§ **EXERCISE**:
Count up the lines in the following listing that hold the word "this", then give only that count.
====== EXERCISE INPUT ======
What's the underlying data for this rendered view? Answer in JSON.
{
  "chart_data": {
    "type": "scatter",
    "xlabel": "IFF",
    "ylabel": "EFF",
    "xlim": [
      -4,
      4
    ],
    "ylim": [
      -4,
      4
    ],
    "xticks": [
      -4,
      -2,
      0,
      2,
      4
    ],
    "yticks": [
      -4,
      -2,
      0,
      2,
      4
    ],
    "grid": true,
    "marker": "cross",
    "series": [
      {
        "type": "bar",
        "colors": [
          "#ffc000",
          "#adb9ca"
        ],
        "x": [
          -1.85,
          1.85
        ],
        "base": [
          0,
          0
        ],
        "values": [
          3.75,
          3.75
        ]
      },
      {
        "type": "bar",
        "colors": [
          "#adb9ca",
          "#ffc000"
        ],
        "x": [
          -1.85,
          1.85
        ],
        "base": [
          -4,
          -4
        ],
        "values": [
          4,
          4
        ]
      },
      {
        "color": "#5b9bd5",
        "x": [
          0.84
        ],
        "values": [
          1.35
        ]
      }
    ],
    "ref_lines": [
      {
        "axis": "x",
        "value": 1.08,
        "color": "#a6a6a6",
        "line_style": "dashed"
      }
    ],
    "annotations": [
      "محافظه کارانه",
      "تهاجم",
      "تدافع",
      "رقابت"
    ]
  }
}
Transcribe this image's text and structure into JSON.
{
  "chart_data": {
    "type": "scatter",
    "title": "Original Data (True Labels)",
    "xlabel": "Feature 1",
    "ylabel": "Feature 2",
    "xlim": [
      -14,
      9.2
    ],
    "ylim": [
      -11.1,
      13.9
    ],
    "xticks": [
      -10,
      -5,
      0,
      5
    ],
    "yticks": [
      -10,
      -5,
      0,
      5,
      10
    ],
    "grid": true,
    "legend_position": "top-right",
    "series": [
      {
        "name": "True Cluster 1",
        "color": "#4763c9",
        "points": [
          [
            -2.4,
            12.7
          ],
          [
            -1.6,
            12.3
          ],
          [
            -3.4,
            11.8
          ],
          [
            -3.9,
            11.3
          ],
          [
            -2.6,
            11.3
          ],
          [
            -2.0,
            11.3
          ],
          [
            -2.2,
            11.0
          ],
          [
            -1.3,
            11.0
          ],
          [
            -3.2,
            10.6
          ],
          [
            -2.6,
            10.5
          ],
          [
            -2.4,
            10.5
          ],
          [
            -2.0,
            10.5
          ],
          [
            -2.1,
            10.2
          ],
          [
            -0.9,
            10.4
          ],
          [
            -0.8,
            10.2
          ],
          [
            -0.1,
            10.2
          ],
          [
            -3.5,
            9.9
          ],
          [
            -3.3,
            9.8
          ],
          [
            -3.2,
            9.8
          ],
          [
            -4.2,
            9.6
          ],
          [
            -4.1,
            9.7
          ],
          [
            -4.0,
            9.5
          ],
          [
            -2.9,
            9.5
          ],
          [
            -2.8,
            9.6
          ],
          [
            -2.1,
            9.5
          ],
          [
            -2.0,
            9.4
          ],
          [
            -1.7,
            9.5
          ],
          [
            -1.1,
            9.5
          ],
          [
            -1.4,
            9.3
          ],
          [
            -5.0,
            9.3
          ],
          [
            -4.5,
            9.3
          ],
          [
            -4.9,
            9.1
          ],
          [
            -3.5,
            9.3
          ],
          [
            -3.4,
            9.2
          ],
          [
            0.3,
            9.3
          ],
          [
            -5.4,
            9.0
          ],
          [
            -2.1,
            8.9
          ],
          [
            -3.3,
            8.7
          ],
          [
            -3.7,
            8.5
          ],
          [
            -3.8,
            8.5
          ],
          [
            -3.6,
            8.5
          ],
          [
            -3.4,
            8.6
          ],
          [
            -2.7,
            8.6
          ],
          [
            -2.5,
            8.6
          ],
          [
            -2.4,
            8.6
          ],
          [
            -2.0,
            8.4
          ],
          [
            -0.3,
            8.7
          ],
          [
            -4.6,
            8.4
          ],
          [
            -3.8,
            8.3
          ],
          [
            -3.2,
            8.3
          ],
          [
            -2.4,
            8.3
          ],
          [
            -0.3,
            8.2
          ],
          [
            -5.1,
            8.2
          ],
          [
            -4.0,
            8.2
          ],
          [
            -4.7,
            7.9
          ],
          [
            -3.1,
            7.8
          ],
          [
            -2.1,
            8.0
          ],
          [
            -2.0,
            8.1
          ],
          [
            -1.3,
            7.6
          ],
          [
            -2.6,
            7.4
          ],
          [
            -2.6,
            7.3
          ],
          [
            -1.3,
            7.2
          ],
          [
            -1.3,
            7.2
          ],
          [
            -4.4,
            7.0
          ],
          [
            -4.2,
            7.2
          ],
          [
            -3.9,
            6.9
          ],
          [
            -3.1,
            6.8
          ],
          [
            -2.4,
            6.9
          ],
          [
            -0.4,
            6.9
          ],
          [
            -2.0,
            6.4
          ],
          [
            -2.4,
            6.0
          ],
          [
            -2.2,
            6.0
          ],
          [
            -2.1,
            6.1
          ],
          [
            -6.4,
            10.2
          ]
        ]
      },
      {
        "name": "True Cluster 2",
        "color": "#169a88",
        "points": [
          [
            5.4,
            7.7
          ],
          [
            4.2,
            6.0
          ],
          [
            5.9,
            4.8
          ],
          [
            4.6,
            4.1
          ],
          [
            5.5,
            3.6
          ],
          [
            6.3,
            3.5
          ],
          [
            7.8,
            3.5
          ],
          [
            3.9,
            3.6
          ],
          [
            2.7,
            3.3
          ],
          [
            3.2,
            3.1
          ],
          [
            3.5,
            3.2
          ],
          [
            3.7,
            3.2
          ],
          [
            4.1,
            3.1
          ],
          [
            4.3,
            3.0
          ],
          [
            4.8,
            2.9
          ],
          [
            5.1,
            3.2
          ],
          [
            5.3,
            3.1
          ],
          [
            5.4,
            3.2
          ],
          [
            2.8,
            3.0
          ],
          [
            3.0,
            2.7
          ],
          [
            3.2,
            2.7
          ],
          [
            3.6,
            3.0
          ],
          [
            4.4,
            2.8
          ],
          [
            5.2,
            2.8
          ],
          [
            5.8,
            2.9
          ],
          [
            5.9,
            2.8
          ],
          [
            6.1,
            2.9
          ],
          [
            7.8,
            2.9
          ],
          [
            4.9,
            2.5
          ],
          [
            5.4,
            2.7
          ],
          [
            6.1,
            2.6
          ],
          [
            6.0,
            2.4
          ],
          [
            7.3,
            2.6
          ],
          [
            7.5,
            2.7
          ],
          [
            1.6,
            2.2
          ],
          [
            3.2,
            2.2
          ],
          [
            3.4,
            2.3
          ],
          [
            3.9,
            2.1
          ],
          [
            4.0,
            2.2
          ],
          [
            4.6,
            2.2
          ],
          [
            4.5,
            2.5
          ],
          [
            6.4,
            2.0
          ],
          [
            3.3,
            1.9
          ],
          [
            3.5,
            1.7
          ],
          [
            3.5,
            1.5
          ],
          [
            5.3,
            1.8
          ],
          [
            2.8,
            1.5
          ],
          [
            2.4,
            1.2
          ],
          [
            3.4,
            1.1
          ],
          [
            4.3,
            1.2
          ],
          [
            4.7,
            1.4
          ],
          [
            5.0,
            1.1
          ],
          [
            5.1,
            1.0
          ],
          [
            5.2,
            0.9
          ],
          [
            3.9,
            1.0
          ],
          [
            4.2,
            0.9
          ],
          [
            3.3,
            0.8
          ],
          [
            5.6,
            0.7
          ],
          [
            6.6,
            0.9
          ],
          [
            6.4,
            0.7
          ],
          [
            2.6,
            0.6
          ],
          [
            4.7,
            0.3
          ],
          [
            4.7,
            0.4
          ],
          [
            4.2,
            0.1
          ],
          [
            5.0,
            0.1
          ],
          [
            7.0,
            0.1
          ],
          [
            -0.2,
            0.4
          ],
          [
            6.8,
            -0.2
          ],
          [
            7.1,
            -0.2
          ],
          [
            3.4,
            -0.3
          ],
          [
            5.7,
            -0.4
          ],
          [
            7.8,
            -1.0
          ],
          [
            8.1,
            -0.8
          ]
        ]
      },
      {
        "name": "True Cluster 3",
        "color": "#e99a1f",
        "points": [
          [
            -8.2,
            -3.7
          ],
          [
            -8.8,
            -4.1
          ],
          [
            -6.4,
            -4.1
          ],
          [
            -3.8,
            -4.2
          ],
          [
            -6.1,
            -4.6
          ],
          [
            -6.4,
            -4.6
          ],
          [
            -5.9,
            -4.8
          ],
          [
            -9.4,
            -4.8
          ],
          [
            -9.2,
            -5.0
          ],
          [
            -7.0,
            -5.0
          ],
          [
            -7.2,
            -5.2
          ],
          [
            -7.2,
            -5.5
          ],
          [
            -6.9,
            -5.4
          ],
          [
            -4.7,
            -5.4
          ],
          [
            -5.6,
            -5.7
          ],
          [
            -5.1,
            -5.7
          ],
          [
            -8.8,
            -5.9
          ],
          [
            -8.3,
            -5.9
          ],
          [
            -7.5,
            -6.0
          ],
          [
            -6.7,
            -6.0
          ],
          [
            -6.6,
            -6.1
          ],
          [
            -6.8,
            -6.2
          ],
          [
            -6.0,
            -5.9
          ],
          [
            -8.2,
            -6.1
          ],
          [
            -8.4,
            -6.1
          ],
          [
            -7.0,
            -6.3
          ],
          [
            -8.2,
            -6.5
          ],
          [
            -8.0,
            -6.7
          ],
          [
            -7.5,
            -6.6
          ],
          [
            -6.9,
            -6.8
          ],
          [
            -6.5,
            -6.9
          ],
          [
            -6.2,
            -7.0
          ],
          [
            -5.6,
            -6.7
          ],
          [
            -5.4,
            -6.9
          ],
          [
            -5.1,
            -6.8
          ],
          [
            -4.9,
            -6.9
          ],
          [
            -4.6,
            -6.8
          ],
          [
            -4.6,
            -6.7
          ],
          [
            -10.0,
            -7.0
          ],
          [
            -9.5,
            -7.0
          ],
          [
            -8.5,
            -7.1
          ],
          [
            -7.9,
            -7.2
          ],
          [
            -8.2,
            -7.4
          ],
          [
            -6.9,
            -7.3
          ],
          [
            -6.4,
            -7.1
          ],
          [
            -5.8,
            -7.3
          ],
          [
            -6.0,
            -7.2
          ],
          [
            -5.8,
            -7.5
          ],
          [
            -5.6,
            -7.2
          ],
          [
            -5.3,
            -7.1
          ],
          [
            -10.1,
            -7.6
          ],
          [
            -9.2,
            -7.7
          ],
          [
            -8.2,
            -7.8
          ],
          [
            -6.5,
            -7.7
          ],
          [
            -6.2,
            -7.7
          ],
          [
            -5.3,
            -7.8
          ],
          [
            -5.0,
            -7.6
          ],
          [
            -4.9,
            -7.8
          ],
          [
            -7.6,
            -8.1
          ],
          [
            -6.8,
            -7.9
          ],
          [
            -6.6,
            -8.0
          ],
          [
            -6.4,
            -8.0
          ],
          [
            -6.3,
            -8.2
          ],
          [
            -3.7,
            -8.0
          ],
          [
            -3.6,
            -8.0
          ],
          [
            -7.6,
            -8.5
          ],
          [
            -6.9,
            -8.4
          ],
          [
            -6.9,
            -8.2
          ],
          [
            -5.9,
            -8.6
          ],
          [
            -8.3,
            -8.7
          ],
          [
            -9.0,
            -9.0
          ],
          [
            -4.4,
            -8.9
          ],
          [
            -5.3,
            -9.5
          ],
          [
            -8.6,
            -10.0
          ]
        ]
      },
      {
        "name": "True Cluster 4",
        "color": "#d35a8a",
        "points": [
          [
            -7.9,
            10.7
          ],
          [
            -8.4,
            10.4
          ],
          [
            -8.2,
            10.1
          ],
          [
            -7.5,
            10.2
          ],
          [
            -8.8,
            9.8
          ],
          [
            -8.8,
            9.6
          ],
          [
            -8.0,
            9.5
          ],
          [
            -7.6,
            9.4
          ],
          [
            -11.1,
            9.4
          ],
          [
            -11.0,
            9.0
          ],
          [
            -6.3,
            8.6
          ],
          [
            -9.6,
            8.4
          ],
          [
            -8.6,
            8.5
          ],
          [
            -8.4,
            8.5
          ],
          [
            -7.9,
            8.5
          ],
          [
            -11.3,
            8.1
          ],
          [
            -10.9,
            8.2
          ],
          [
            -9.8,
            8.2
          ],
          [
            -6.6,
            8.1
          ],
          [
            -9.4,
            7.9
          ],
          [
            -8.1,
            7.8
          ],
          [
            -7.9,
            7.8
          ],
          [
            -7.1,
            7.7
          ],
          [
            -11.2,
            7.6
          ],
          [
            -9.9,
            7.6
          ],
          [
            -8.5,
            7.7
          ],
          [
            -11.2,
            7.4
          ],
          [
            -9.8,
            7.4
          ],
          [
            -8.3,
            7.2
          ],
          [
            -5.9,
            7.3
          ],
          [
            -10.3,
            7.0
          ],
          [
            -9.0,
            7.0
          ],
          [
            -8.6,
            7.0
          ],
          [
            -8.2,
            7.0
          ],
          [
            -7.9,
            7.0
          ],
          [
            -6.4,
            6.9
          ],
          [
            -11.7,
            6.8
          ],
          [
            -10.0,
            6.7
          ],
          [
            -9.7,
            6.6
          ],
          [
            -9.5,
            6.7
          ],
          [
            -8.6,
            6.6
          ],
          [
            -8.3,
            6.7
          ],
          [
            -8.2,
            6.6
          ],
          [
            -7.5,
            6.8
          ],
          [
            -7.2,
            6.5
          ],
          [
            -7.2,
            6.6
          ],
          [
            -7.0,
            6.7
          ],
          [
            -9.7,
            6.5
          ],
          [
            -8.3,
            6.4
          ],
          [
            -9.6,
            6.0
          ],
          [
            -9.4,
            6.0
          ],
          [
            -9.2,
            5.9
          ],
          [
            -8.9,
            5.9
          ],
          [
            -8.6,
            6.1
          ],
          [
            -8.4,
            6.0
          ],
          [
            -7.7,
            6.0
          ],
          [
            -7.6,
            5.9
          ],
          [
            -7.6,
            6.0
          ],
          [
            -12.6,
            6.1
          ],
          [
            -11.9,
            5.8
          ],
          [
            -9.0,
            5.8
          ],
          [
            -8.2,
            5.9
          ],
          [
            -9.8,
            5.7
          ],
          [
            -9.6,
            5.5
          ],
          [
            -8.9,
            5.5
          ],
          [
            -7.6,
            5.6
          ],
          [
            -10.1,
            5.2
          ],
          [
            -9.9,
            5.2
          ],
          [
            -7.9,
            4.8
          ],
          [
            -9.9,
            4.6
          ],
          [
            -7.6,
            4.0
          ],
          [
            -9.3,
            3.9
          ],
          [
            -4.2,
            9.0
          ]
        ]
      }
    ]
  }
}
======
§ **SOLVED PROBLEM**:
2